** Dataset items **
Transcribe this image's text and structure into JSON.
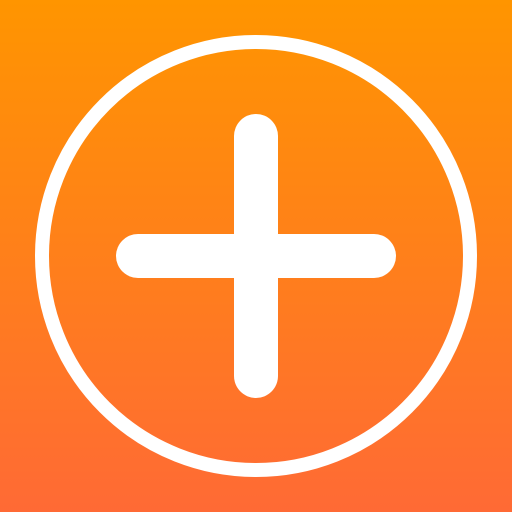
{
  "icon": {
    "name": "add-icon",
    "background_gradient": {
      "top": "#FF9500",
      "bottom": "#FF6A35"
    },
    "foreground_color": "#FFFFFF"
  }
}
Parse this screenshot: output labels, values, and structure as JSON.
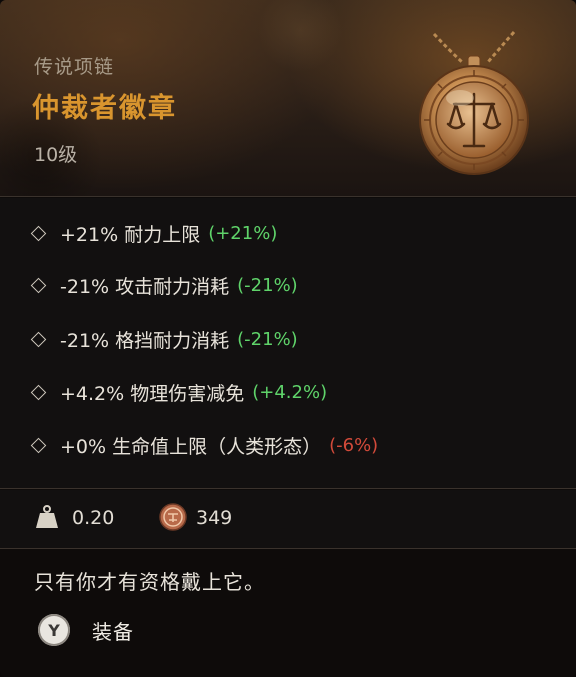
{
  "item": {
    "rarity": "传说项链",
    "name": "仲裁者徽章",
    "level": "10级",
    "icon": "amulet-scales-icon"
  },
  "stats": [
    {
      "text": "+21% 耐力上限",
      "delta": "(+21%)",
      "delta_type": "positive"
    },
    {
      "text": "-21% 攻击耐力消耗",
      "delta": "(-21%)",
      "delta_type": "positive"
    },
    {
      "text": "-21% 格挡耐力消耗",
      "delta": "(-21%)",
      "delta_type": "positive"
    },
    {
      "text": "+4.2% 物理伤害减免",
      "delta": "(+4.2%)",
      "delta_type": "positive"
    },
    {
      "text": "+0% 生命值上限（人类形态）",
      "delta": "(-6%)",
      "delta_type": "negative"
    }
  ],
  "meta": {
    "weight": "0.20",
    "value": "349",
    "weight_icon": "weight-icon",
    "value_icon": "coin-icon"
  },
  "flavor_text": "只有你才有资格戴上它。",
  "action": {
    "button": "Y",
    "label": "装备"
  },
  "colors": {
    "name_color": "#d9952e",
    "positive": "#5fd36a",
    "negative": "#d24a3a"
  }
}
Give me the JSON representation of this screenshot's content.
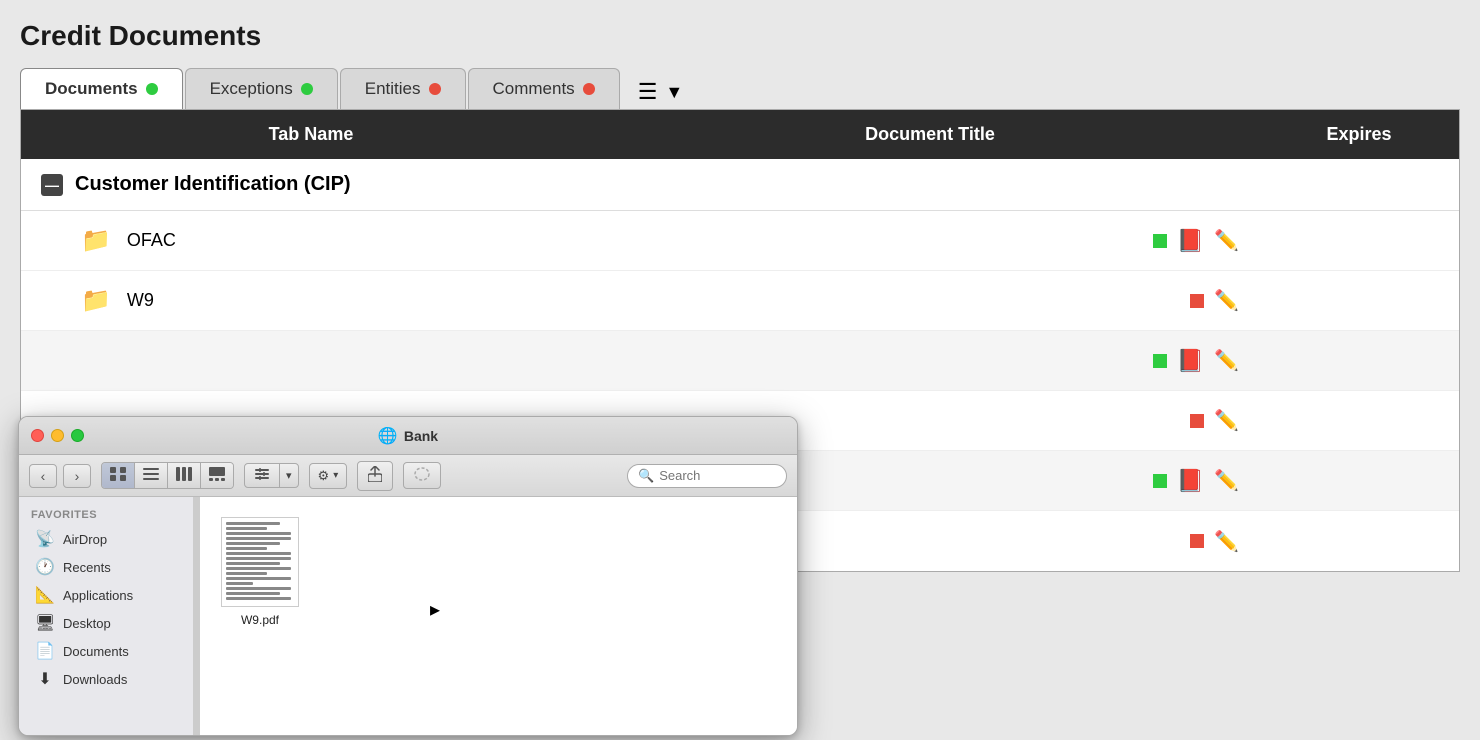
{
  "page": {
    "title": "Credit Documents"
  },
  "tabs": [
    {
      "id": "documents",
      "label": "Documents",
      "dot": "green",
      "active": true
    },
    {
      "id": "exceptions",
      "label": "Exceptions",
      "dot": "green",
      "active": false
    },
    {
      "id": "entities",
      "label": "Entities",
      "dot": "red",
      "active": false
    },
    {
      "id": "comments",
      "label": "Comments",
      "dot": "red",
      "active": false
    }
  ],
  "table": {
    "headers": [
      "Tab Name",
      "Document Title",
      "Expires"
    ],
    "section": "Customer Identification (CIP)",
    "rows": [
      {
        "name": "OFAC",
        "status": "green",
        "has_pdf": true,
        "has_pencil": true
      },
      {
        "name": "W9",
        "status": "red",
        "has_pdf": false,
        "has_pencil": true
      }
    ],
    "extra_rows": [
      {
        "status": "green",
        "has_pdf": true,
        "has_pencil": true
      },
      {
        "status": "red",
        "has_pdf": false,
        "has_pencil": true
      },
      {
        "status": "green",
        "has_pdf": true,
        "has_pencil": true
      },
      {
        "status": "red",
        "has_pdf": false,
        "has_pencil": true
      }
    ]
  },
  "finder": {
    "title": "Bank",
    "title_icon": "🌐",
    "search_placeholder": "Search",
    "nav": {
      "back": "‹",
      "forward": "›"
    },
    "view_buttons": [
      "⊞",
      "☰",
      "⊟",
      "⊡"
    ],
    "action_button_label": "⚙",
    "sidebar": {
      "section_label": "Favorites",
      "items": [
        {
          "icon": "📡",
          "label": "AirDrop"
        },
        {
          "icon": "🕐",
          "label": "Recents"
        },
        {
          "icon": "📐",
          "label": "Applications"
        },
        {
          "icon": "🖥",
          "label": "Desktop"
        },
        {
          "icon": "📄",
          "label": "Documents"
        },
        {
          "icon": "⬇",
          "label": "Downloads"
        }
      ]
    },
    "file": {
      "name": "W9.pdf"
    }
  }
}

** Stated exercise **
Excluding the pictures, reproduce every entry exactly as given.

** Output below **
Transcribe this image's text and structure into JSON.
{
  "icon": {
    "name": "add-icon",
    "background_gradient": {
      "top": "#FF9500",
      "bottom": "#FF6A35"
    },
    "foreground_color": "#FFFFFF"
  }
}
Parse this screenshot: output labels, values, and structure as JSON.
{
  "item": {
    "rarity": "传说项链",
    "name": "仲裁者徽章",
    "level": "10级",
    "icon": "amulet-scales-icon"
  },
  "stats": [
    {
      "text": "+21% 耐力上限",
      "delta": "(+21%)",
      "delta_type": "positive"
    },
    {
      "text": "-21% 攻击耐力消耗",
      "delta": "(-21%)",
      "delta_type": "positive"
    },
    {
      "text": "-21% 格挡耐力消耗",
      "delta": "(-21%)",
      "delta_type": "positive"
    },
    {
      "text": "+4.2% 物理伤害减免",
      "delta": "(+4.2%)",
      "delta_type": "positive"
    },
    {
      "text": "+0% 生命值上限（人类形态）",
      "delta": "(-6%)",
      "delta_type": "negative"
    }
  ],
  "meta": {
    "weight": "0.20",
    "value": "349",
    "weight_icon": "weight-icon",
    "value_icon": "coin-icon"
  },
  "flavor_text": "只有你才有资格戴上它。",
  "action": {
    "button": "Y",
    "label": "装备"
  },
  "colors": {
    "name_color": "#d9952e",
    "positive": "#5fd36a",
    "negative": "#d24a3a"
  }
}
Give me the JSON representation of this screenshot's content.
{
  "page": {
    "title": "Credit Documents"
  },
  "tabs": [
    {
      "id": "documents",
      "label": "Documents",
      "dot": "green",
      "active": true
    },
    {
      "id": "exceptions",
      "label": "Exceptions",
      "dot": "green",
      "active": false
    },
    {
      "id": "entities",
      "label": "Entities",
      "dot": "red",
      "active": false
    },
    {
      "id": "comments",
      "label": "Comments",
      "dot": "red",
      "active": false
    }
  ],
  "table": {
    "headers": [
      "Tab Name",
      "Document Title",
      "Expires"
    ],
    "section": "Customer Identification (CIP)",
    "rows": [
      {
        "name": "OFAC",
        "status": "green",
        "has_pdf": true,
        "has_pencil": true
      },
      {
        "name": "W9",
        "status": "red",
        "has_pdf": false,
        "has_pencil": true
      }
    ],
    "extra_rows": [
      {
        "status": "green",
        "has_pdf": true,
        "has_pencil": true
      },
      {
        "status": "red",
        "has_pdf": false,
        "has_pencil": true
      },
      {
        "status": "green",
        "has_pdf": true,
        "has_pencil": true
      },
      {
        "status": "red",
        "has_pdf": false,
        "has_pencil": true
      }
    ]
  },
  "finder": {
    "title": "Bank",
    "title_icon": "🌐",
    "search_placeholder": "Search",
    "nav": {
      "back": "‹",
      "forward": "›"
    },
    "view_buttons": [
      "⊞",
      "☰",
      "⊟",
      "⊡"
    ],
    "action_button_label": "⚙",
    "sidebar": {
      "section_label": "Favorites",
      "items": [
        {
          "icon": "📡",
          "label": "AirDrop"
        },
        {
          "icon": "🕐",
          "label": "Recents"
        },
        {
          "icon": "📐",
          "label": "Applications"
        },
        {
          "icon": "🖥",
          "label": "Desktop"
        },
        {
          "icon": "📄",
          "label": "Documents"
        },
        {
          "icon": "⬇",
          "label": "Downloads"
        }
      ]
    },
    "file": {
      "name": "W9.pdf"
    }
  }
}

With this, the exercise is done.